▶ TASK DETAILS
Only the number is wanted: how many lines of these entries contain the word "naman"?

▶ Stored data entries
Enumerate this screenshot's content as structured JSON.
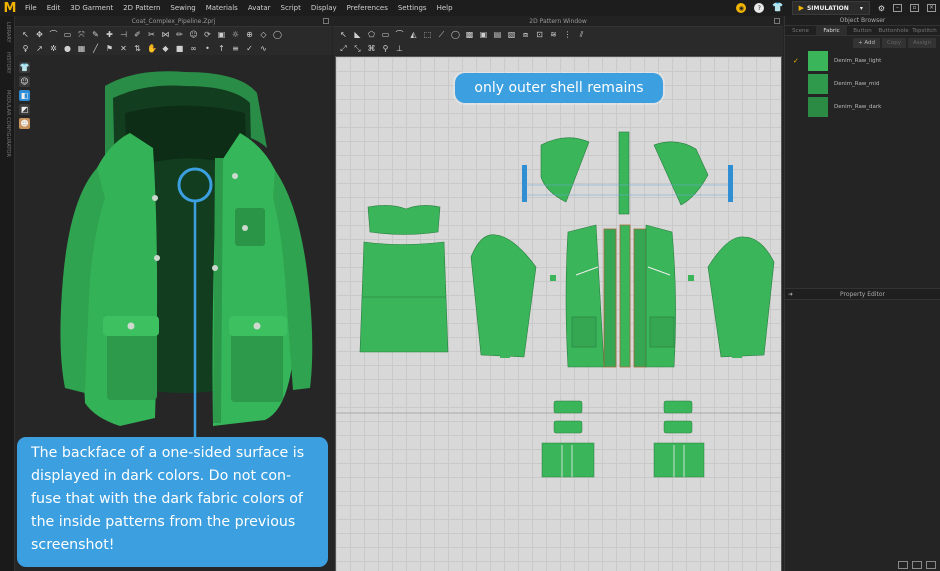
{
  "app": {
    "logo": "M",
    "menu": [
      "File",
      "Edit",
      "3D Garment",
      "2D Pattern",
      "Sewing",
      "Materials",
      "Avatar",
      "Script",
      "Display",
      "Preferences",
      "Settings",
      "Help"
    ],
    "simulation_label": "SIMULATION"
  },
  "left_strip": {
    "labels": [
      "LIBRARY",
      "HISTORY",
      "MODULAR CONFIGURATOR"
    ]
  },
  "window_3d": {
    "title": "Coat_Complex_Pipeline.Zprj"
  },
  "window_2d": {
    "title": "2D Pattern Window"
  },
  "object_browser": {
    "title": "Object Browser",
    "tabs": [
      "Scene",
      "Fabric",
      "Button",
      "Buttonhole",
      "Topstitch"
    ],
    "active_tab": "Fabric",
    "actions": [
      "+ Add",
      "Copy",
      "Assign"
    ],
    "fabrics": [
      {
        "name": "Denim_Raw_light",
        "color": "#3ab55a",
        "selected": true
      },
      {
        "name": "Denim_Raw_mid",
        "color": "#2f9a4b",
        "selected": false
      },
      {
        "name": "Denim_Raw_dark",
        "color": "#2b8a44",
        "selected": false
      }
    ]
  },
  "property_editor": {
    "title": "Property Editor"
  },
  "callouts": {
    "top": "only outer shell remains",
    "bottom": "The backface of a one-sided surface is displayed in dark colors. Do not con-fuse that with the dark fabric colors of the inside patterns from the previous screenshot!"
  },
  "colors": {
    "fabric_green": "#3ab55a",
    "callout_blue": "#3b9fe0",
    "accent_yellow": "#f0b400"
  },
  "icons": [
    "eye-icon",
    "help-icon",
    "tshirt-icon",
    "dropdown-icon",
    "settings-icon"
  ]
}
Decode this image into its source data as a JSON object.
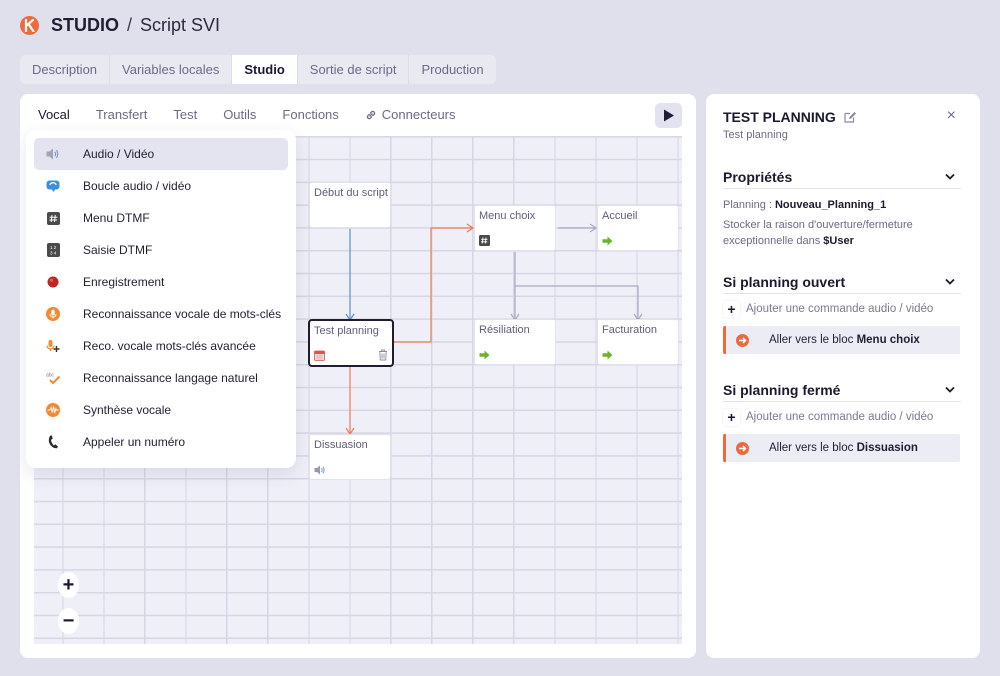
{
  "header": {
    "brand": "STUDIO",
    "separator": "/",
    "title": "Script SVI"
  },
  "tabs": [
    {
      "label": "Description",
      "active": false
    },
    {
      "label": "Variables locales",
      "active": false
    },
    {
      "label": "Studio",
      "active": true
    },
    {
      "label": "Sortie de script",
      "active": false
    },
    {
      "label": "Production",
      "active": false
    }
  ],
  "subtabs": [
    {
      "label": "Vocal",
      "active": true
    },
    {
      "label": "Transfert",
      "active": false
    },
    {
      "label": "Test",
      "active": false
    },
    {
      "label": "Outils",
      "active": false
    },
    {
      "label": "Fonctions",
      "active": false
    },
    {
      "label": "Connecteurs",
      "active": false,
      "icon": "link-icon"
    }
  ],
  "toolbar": {
    "play_icon": "play-icon"
  },
  "menu": {
    "items": [
      {
        "label": "Audio / Vidéo",
        "icon": "speaker-icon",
        "active": true
      },
      {
        "label": "Boucle audio / vidéo",
        "icon": "loop-icon",
        "active": false
      },
      {
        "label": "Menu DTMF",
        "icon": "hash-keypad-icon",
        "active": false
      },
      {
        "label": "Saisie DTMF",
        "icon": "numeric-keypad-icon",
        "active": false
      },
      {
        "label": "Enregistrement",
        "icon": "record-icon",
        "active": false
      },
      {
        "label": "Reconnaissance vocale de mots-clés",
        "icon": "microphone-icon",
        "active": false
      },
      {
        "label": "Reco. vocale mots-clés avancée",
        "icon": "microphone-plus-icon",
        "active": false
      },
      {
        "label": "Reconnaissance langage naturel",
        "icon": "abc-check-icon",
        "active": false
      },
      {
        "label": "Synthèse vocale",
        "icon": "waveform-icon",
        "active": false
      },
      {
        "label": "Appeler un numéro",
        "icon": "phone-icon",
        "active": false
      }
    ]
  },
  "flow": {
    "nodes": [
      {
        "id": "debut",
        "label": "Début du script",
        "icon": null,
        "selected": false
      },
      {
        "id": "menu",
        "label": "Menu choix",
        "icon": "hash-keypad-icon",
        "selected": false
      },
      {
        "id": "accueil",
        "label": "Accueil",
        "icon": "green-arrow-icon",
        "selected": false
      },
      {
        "id": "test",
        "label": "Test planning",
        "icon": "calendar-icon",
        "selected": true
      },
      {
        "id": "resiliation",
        "label": "Résiliation",
        "icon": "green-arrow-icon",
        "selected": false
      },
      {
        "id": "facturation",
        "label": "Facturation",
        "icon": "green-arrow-icon",
        "selected": false
      },
      {
        "id": "dissuasion",
        "label": "Dissuasion",
        "icon": "speaker-icon",
        "selected": false
      }
    ],
    "edges": [
      {
        "from": "debut",
        "to": "test",
        "color": "#5b8fc9"
      },
      {
        "from": "test",
        "to": "menu",
        "color": "#ee7a55"
      },
      {
        "from": "test",
        "to": "dissuasion",
        "color": "#ee7a55"
      },
      {
        "from": "menu",
        "to": "accueil",
        "color": "#a9a9c4"
      },
      {
        "from": "menu",
        "to": "resiliation",
        "color": "#a9a9c4"
      },
      {
        "from": "menu",
        "to": "facturation",
        "color": "#a9a9c4"
      }
    ],
    "zoom_in": "+",
    "zoom_out": "−"
  },
  "panel": {
    "title": "TEST PLANNING",
    "subtitle": "Test planning",
    "close": "×",
    "properties": {
      "heading": "Propriétés",
      "planning_label": "Planning : ",
      "planning_value": "Nouveau_Planning_1",
      "store_text": "Stocker la raison d'ouverture/fermeture exceptionnelle dans ",
      "store_var": "$User"
    },
    "open": {
      "heading": "Si planning ouvert",
      "add_label": "Ajouter une commande audio / vidéo",
      "goto_prefix": "Aller vers le bloc ",
      "goto_target": "Menu choix"
    },
    "closed": {
      "heading": "Si planning fermé",
      "add_label": "Ajouter une commande audio / vidéo",
      "goto_prefix": "Aller vers le bloc ",
      "goto_target": "Dissuasion"
    }
  },
  "colors": {
    "accent": "#ee6a3c",
    "background": "#dfe0ec",
    "selected_border": "#1e1e30"
  }
}
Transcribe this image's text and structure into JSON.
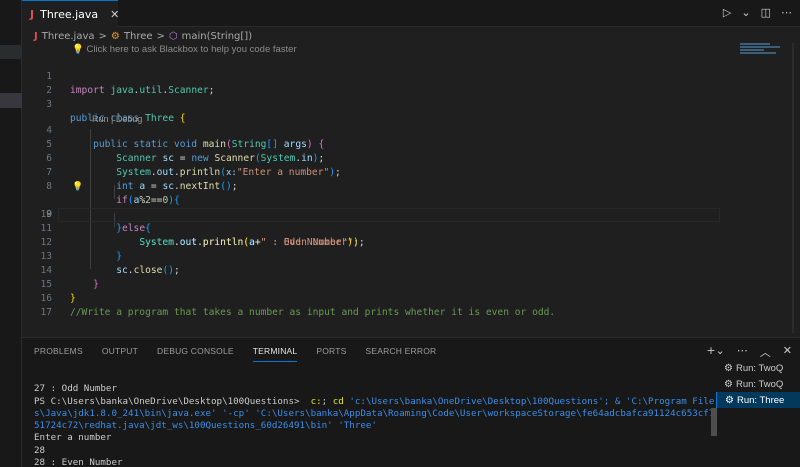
{
  "tab": {
    "title": "Three.java",
    "icon": "java-file-icon"
  },
  "breadcrumb": {
    "file": "Three.java",
    "cls": "Three",
    "method": "main(String[])",
    "sep": ">"
  },
  "editor": {
    "hint": "💡 Click here to ask Blackbox to help you code faster",
    "codelens": "Run | Debug",
    "line_numbers": [
      "1",
      "2",
      "3",
      "4",
      "5",
      "6",
      "7",
      "8",
      "9",
      "10",
      "11",
      "12",
      "13",
      "14",
      "15",
      "16",
      "17"
    ],
    "current_line": "9"
  },
  "panel": {
    "tabs": [
      "PROBLEMS",
      "OUTPUT",
      "DEBUG CONSOLE",
      "TERMINAL",
      "PORTS",
      "SEARCH ERROR"
    ],
    "active_tab": "TERMINAL",
    "terminal": {
      "l1": "27 : Odd Number",
      "l2a": "PS C:\\Users\\banka\\OneDrive\\Desktop\\100Questions>  ",
      "l2b": "c:",
      "l2c": "; ",
      "l2d": "cd",
      "l2e": " 'c:\\Users\\banka\\OneDrive\\Desktop\\100Questions'; & 'C:\\Program File",
      "l3": "s\\Java\\jdk1.8.0_241\\bin\\java.exe' '-cp' 'C:\\Users\\banka\\AppData\\Roaming\\Code\\User\\workspaceStorage\\fe64adcbafca91124c653cf7",
      "l4": "51724c72\\redhat.java\\jdt_ws\\100Questions_60d26491\\bin' 'Three'",
      "l5": "Enter a number",
      "l6": "28",
      "l7": "28 : Even Number"
    },
    "runs": [
      "Run: TwoQ",
      "Run: TwoQ",
      "Run: Three"
    ],
    "selected_run": 2
  }
}
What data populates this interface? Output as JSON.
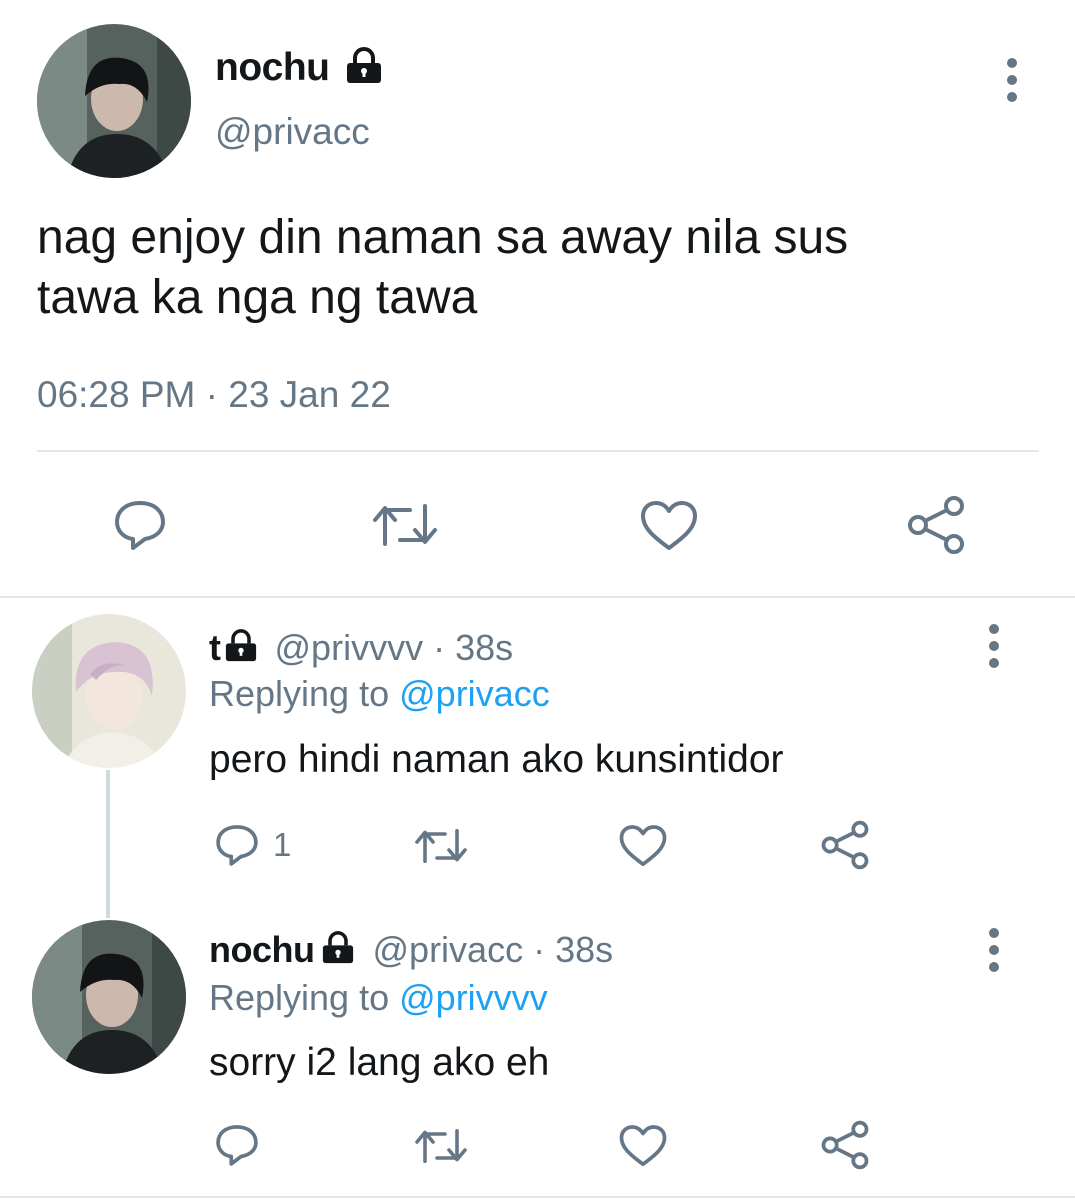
{
  "main_tweet": {
    "name": "nochu",
    "handle": "@privacc",
    "text_line1": "nag enjoy din naman sa away nila sus",
    "text_line2": "tawa ka nga ng tawa",
    "timestamp": "06:28 PM · 23 Jan 22"
  },
  "replies": [
    {
      "name": "t",
      "handle": "@privvvv",
      "time": "· 38s",
      "replying_prefix": "Replying to",
      "replying_handle": "@privacc",
      "text": "pero hindi naman ako kunsintidor",
      "reply_count": "1"
    },
    {
      "name": "nochu",
      "handle": "@privacc",
      "time": "· 38s",
      "replying_prefix": "Replying to",
      "replying_handle": "@privvvv",
      "text": "sorry i2 lang ako eh",
      "reply_count": ""
    }
  ],
  "icons": {
    "reply": "reply-icon",
    "retweet": "retweet-icon",
    "like": "heart-icon",
    "share": "share-icon",
    "menu": "more-vertical-icon",
    "lock": "lock-icon"
  },
  "colors": {
    "text": "#14171a",
    "secondary": "#657786",
    "link": "#1da1f2",
    "divider": "#e1e8ed"
  }
}
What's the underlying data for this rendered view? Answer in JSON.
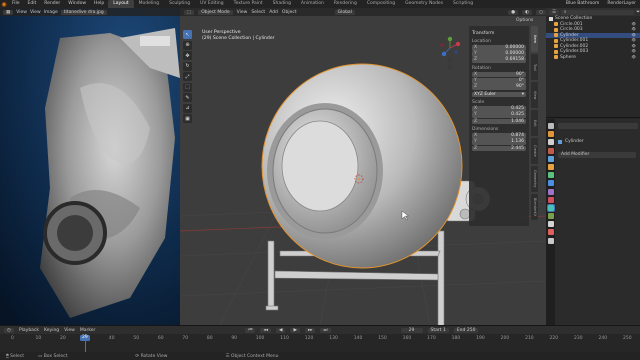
{
  "topbar": {
    "menus": [
      "File",
      "Edit",
      "Render",
      "Window",
      "Help"
    ],
    "workspaces": [
      "Layout",
      "Modeling",
      "Sculpting",
      "UV Editing",
      "Texture Paint",
      "Shading",
      "Animation",
      "Rendering",
      "Compositing",
      "Geometry Nodes",
      "Scripting"
    ],
    "active_workspace": "Layout",
    "scene": "Blue Bathroom",
    "view_layer": "RenderLayer"
  },
  "image_editor": {
    "menus": [
      "View",
      "View",
      "Image"
    ],
    "filename": "titanedive dra.jpg"
  },
  "viewport": {
    "mode": "Object Mode",
    "menus": [
      "View",
      "Select",
      "Add",
      "Object"
    ],
    "orientation": "Global",
    "perspective": "User Perspective",
    "collection": "(29) Scene Collection | Cylinder",
    "options": "Options"
  },
  "npanel": {
    "transform_header": "Transform",
    "location_label": "Location",
    "location": [
      {
        "k": "X",
        "v": "0.00000"
      },
      {
        "k": "Y",
        "v": "0.00000"
      },
      {
        "k": "Z",
        "v": "0.69158"
      }
    ],
    "rotation_label": "Rotation",
    "rotation": [
      {
        "k": "X",
        "v": "90°"
      },
      {
        "k": "Y",
        "v": "0°"
      },
      {
        "k": "Z",
        "v": "90°"
      }
    ],
    "mode_value": "XYZ Euler",
    "scale_label": "Scale",
    "scale": [
      {
        "k": "X",
        "v": "0.425"
      },
      {
        "k": "Y",
        "v": "0.425"
      },
      {
        "k": "Z",
        "v": "1.046"
      }
    ],
    "dimensions_label": "Dimensions",
    "dimensions": [
      {
        "k": "X",
        "v": "0.874"
      },
      {
        "k": "Y",
        "v": "1.136"
      },
      {
        "k": "Z",
        "v": "2.445"
      }
    ],
    "tabs": [
      "Item",
      "Tool",
      "View",
      "Edit",
      "Create",
      "Geometry",
      "BlenderKit"
    ]
  },
  "outliner": {
    "root": "Scene Collection",
    "items": [
      "Circle.001",
      "Circle.003",
      "Cylinder",
      "Cylinder.001",
      "Cylinder.002",
      "Cylinder.003",
      "Sphere"
    ],
    "selected_index": 2
  },
  "properties": {
    "object_name": "Cylinder",
    "add_modifier": "Add Modifier",
    "tab_colors": [
      "#bbbbbb",
      "#e0943a",
      "#d0d0d0",
      "#c25a4a",
      "#5fa0dd",
      "#e8a341",
      "#5ac27d",
      "#4b8fe0",
      "#9d74c9",
      "#d24e5c",
      "#47c4b9",
      "#7aa04d",
      "#d3d3d3",
      "#e05e5e",
      "#c9c9c9"
    ]
  },
  "timeline": {
    "menus": [
      "Playback",
      "Keying",
      "View",
      "Marker"
    ],
    "current_frame": "29",
    "start_label": "Start",
    "start": "1",
    "end_label": "End",
    "end": "250",
    "ticks": [
      "0",
      "10",
      "20",
      "30",
      "40",
      "50",
      "60",
      "70",
      "80",
      "90",
      "100",
      "110",
      "120",
      "130",
      "140",
      "150",
      "160",
      "170",
      "180",
      "190",
      "200",
      "210",
      "220",
      "230",
      "240",
      "250"
    ]
  },
  "statusbar": {
    "items": [
      "Select",
      "Box Select",
      "Rotate View",
      "Object Context Menu"
    ]
  },
  "colors": {
    "accent": "#4772b3",
    "orange": "#e87d0d",
    "outline": "#e0932f"
  }
}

▶ ANSWER IN FULL
2